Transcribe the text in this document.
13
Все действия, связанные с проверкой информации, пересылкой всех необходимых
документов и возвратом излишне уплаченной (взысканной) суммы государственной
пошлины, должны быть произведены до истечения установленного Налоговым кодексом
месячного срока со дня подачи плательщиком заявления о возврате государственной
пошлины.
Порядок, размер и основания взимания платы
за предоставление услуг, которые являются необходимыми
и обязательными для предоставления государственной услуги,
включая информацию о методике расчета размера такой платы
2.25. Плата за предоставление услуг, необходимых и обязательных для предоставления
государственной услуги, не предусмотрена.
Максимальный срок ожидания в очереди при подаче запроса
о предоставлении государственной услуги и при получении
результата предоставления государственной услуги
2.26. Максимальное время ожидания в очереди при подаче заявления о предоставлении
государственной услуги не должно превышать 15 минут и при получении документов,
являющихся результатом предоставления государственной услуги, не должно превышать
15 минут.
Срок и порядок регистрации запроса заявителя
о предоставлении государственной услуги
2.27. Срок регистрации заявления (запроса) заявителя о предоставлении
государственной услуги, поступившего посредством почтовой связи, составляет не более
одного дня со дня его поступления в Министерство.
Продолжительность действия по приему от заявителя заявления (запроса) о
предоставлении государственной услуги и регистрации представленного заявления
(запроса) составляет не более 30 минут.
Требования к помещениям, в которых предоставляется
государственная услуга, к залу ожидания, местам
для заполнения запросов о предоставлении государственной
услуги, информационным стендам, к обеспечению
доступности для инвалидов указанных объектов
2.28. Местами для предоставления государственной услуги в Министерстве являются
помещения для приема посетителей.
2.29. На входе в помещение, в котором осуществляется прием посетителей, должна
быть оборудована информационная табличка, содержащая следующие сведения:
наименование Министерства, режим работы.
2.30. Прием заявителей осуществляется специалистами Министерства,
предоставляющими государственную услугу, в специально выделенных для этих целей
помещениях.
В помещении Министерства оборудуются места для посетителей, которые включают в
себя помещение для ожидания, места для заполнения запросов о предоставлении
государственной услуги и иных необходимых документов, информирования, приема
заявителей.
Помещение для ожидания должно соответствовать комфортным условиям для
____________________
Lines containing "предоставления" are to be counted. State the total and add nothing.

5